**DATA FOR THIS EXERCISE:**
** Start **
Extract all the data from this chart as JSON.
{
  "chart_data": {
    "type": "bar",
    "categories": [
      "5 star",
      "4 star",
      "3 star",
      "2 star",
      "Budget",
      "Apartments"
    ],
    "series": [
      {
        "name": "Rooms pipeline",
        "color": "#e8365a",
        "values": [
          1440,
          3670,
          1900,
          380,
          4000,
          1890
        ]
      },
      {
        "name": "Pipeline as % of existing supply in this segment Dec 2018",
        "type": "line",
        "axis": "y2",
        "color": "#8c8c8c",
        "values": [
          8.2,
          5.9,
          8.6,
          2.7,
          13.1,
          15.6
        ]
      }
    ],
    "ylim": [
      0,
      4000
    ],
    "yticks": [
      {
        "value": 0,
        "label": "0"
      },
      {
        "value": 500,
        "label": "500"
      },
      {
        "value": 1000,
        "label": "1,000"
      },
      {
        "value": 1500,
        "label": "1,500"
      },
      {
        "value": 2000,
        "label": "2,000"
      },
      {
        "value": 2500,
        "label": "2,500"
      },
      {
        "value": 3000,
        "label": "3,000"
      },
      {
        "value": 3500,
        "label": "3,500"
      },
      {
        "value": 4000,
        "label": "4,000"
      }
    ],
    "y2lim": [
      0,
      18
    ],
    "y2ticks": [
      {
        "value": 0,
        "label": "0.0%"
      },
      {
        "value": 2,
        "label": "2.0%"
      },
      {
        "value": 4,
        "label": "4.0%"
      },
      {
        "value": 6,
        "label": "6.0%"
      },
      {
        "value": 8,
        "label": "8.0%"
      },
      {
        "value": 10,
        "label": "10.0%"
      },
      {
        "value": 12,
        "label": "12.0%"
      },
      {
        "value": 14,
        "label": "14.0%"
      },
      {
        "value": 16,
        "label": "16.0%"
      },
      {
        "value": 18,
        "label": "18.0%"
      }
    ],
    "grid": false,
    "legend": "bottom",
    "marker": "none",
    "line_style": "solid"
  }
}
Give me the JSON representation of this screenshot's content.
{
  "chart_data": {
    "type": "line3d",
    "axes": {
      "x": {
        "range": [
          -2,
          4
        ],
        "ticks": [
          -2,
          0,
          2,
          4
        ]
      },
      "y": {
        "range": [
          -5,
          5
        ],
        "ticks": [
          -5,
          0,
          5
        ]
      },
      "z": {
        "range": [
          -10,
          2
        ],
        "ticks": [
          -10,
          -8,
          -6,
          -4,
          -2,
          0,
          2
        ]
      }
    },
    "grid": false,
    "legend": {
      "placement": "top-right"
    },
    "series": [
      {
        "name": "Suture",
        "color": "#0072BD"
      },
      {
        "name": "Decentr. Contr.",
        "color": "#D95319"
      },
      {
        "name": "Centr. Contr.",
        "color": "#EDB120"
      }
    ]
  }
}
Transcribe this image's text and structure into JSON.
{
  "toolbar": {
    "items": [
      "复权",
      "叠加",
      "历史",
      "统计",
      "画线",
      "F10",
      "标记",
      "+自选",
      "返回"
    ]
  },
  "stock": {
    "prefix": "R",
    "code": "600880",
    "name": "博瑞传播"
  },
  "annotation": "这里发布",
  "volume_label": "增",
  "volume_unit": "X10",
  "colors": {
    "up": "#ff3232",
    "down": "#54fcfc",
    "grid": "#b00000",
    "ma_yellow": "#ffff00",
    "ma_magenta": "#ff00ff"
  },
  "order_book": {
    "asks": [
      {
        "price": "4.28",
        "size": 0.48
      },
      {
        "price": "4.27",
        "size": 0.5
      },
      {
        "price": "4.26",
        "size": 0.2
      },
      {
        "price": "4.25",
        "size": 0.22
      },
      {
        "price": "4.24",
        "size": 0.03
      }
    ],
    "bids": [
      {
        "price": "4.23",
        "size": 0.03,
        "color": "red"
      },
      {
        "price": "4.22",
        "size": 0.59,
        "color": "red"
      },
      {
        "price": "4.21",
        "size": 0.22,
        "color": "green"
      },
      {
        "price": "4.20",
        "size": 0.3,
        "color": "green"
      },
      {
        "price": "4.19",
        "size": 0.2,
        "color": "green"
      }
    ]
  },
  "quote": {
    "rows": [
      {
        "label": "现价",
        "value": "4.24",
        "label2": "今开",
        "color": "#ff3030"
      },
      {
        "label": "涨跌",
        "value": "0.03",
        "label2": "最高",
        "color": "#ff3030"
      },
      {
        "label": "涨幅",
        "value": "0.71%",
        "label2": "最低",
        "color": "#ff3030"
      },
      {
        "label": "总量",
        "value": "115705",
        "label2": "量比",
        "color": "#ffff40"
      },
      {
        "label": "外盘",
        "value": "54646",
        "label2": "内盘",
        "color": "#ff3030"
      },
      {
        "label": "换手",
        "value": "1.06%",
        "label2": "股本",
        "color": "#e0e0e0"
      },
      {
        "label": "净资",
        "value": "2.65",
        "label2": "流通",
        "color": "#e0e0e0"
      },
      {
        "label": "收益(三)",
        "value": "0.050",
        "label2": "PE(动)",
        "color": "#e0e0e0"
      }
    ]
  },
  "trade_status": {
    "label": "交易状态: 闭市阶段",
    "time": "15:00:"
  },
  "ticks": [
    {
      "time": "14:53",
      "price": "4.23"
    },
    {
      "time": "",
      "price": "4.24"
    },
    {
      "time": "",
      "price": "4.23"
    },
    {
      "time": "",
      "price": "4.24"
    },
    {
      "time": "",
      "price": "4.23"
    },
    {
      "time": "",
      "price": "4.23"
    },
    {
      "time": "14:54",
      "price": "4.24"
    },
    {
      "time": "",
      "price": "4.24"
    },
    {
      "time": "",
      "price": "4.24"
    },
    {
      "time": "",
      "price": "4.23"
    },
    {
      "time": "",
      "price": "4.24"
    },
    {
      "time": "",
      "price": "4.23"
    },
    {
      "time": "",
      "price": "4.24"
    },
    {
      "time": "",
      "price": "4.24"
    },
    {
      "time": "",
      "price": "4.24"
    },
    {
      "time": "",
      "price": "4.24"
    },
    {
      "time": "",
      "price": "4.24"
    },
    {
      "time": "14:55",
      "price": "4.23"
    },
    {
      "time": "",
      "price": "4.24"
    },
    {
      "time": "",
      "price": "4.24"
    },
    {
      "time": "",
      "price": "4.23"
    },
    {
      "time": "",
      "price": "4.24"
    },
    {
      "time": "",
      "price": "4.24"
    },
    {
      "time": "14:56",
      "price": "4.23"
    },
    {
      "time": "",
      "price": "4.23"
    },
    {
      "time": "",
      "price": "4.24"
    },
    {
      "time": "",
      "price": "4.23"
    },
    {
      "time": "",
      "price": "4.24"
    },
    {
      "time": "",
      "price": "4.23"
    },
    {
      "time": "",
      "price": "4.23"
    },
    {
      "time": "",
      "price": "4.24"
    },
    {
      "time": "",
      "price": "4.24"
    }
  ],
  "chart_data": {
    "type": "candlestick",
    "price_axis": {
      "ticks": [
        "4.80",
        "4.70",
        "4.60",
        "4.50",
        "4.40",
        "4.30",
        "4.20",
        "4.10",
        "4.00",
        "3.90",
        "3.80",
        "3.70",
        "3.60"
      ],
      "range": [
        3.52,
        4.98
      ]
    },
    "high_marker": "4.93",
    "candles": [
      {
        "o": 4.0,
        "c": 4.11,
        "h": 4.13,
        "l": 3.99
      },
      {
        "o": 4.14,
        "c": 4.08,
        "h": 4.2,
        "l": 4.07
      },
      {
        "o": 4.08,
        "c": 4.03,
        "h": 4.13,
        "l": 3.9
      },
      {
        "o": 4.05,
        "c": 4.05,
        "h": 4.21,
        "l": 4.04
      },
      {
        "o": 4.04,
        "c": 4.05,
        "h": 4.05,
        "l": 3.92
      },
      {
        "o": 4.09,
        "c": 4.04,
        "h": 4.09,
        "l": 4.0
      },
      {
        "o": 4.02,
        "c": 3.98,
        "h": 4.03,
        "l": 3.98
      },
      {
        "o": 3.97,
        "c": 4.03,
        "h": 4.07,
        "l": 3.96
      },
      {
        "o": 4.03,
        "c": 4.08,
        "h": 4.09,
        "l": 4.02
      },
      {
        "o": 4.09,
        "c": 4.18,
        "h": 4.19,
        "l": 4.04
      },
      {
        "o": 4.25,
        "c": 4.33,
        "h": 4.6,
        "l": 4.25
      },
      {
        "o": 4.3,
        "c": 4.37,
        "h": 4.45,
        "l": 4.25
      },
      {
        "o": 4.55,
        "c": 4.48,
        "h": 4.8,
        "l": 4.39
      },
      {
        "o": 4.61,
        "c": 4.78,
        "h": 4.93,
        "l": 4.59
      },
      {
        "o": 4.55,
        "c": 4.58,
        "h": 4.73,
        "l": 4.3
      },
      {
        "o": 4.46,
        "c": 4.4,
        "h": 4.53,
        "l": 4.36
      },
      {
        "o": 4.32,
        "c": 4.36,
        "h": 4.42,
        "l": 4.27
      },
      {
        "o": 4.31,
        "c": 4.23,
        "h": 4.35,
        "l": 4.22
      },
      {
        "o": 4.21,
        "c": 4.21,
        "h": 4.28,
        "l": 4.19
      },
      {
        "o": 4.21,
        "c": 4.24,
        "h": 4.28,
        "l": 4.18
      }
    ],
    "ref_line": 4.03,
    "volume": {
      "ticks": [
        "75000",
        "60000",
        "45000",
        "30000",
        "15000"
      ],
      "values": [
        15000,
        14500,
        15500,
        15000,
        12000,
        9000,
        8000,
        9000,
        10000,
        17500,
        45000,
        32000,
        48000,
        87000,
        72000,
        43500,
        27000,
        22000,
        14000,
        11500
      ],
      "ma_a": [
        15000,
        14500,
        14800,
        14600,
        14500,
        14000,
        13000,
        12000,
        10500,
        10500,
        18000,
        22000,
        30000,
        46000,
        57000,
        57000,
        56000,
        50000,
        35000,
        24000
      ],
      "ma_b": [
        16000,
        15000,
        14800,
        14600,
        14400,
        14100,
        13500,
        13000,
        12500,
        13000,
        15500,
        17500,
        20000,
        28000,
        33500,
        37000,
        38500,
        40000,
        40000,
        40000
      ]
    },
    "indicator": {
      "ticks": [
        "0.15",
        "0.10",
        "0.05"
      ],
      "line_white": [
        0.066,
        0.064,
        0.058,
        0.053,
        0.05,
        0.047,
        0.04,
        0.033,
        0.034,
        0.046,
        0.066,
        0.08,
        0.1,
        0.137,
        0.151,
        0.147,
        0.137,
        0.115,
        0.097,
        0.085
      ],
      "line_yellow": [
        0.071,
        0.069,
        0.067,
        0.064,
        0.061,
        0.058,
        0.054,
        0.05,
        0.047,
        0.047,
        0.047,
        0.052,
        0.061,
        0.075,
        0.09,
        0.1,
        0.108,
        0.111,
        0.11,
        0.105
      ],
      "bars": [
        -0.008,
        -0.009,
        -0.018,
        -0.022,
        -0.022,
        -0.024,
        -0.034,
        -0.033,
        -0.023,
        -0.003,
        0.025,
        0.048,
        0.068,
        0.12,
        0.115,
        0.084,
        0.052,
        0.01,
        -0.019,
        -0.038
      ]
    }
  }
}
** End **
**SHORT TASK:** Work through the listing above and report how many lines include the string "size", with no other text.

**THE REPLY:** 10